[Saved entries]
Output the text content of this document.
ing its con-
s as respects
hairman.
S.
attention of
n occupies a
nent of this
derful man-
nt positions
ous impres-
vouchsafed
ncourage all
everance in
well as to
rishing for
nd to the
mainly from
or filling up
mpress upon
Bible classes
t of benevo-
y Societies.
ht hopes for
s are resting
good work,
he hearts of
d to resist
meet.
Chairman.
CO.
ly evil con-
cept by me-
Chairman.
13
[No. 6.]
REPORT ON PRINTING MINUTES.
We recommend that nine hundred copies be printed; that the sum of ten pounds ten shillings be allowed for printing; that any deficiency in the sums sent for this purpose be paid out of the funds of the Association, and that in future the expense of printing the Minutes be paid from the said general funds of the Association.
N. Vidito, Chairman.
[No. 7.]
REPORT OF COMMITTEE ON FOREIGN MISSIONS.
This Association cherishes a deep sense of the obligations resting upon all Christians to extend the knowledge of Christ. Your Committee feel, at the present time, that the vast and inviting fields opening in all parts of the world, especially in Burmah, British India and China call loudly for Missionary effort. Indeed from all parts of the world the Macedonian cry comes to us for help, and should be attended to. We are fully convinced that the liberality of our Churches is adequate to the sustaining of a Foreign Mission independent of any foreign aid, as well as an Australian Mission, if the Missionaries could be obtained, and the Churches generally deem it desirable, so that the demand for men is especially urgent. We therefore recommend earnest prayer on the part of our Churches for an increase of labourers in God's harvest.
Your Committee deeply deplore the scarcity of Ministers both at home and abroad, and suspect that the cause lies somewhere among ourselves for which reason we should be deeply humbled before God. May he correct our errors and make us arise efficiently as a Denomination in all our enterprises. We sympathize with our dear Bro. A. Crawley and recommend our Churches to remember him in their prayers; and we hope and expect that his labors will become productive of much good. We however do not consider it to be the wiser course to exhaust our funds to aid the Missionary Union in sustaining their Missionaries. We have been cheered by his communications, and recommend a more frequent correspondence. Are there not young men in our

# To do:
Search the preceding listing for "REPORT" and extract every line where it is found.

# Result of the task:
REPORT ON PRINTING MINUTES.
REPORT OF COMMITTEE ON FOREIGN MISSIONS.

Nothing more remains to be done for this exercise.